Work to do:
Provide an exact transcription of all the records.

Collected data:

>> Begin

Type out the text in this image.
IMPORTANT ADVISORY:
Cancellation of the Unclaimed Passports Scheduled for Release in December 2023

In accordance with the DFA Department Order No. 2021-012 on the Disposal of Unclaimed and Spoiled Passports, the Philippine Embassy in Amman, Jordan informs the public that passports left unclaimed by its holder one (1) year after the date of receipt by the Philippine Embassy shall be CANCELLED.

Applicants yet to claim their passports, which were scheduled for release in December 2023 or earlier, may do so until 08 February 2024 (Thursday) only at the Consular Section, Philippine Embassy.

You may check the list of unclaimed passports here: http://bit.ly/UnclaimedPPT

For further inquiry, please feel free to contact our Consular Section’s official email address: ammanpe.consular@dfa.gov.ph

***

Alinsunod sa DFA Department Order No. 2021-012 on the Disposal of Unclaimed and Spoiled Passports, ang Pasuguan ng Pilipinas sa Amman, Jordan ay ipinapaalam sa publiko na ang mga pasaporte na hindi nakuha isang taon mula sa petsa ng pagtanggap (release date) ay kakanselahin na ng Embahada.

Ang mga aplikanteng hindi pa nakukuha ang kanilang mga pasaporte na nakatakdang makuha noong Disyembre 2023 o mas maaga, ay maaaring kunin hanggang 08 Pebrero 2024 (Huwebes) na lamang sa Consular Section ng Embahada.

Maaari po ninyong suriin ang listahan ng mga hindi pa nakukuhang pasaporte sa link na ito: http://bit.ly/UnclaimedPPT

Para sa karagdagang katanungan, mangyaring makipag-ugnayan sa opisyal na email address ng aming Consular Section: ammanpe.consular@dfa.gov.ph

>> End

In response:
Type out the text in this image.
IMPORTANT ADVISORY:
Cancellation of the Unclaimed Passports Scheduled for Release in December 2023

In accordance with the DFA Department Order No. 2021-012 on the Disposal of Unclaimed and Spoiled Passports, the Philippine Embassy in Amman, Jordan informs the public that passports left unclaimed by its holder one (1) year after the date of receipt by the Philippine Embassy shall be CANCELLED.

Applicants yet to claim their passports, which were scheduled for release in December 2023 or earlier, may do so until 08 February 2024 (Thursday) only at the Consular Section, Philippine Embassy.

You may check the list of unclaimed passports here: http://bit.ly/UnclaimedPPT

For further inquiry, please feel free to contact our Consular Section’s official email address: ammanpe.consular@dfa.gov.ph

***

Alinsunod sa DFA Department Order No. 2021-012 on the Disposal of Unclaimed and Spoiled Passports, ang Pasuguan ng Pilipinas sa Amman, Jordan ay ipinapaalam sa publiko na ang mga pasaporte na hindi nakuha isang taon mula sa petsa ng pagtanggap (release date) ay kakanselahin na ng Embahada.

Ang mga aplikanteng hindi pa nakukuha ang kanilang mga pasaporte na nakatakdang makuha noong Disyembre 2023 o mas maaga, ay maaaring kunin hanggang 08 Pebrero 2024 (Huwebes) na lamang sa Consular Section ng Embahada.

Maaari po ninyong suriin ang listahan ng mga hindi pa nakukuhang pasaporte sa link na ito: http://bit.ly/UnclaimedPPT

Para sa karagdagang katanungan, mangyaring makipag-ugnayan sa opisyal na email address ng aming Consular Section: ammanpe.consular@dfa.gov.ph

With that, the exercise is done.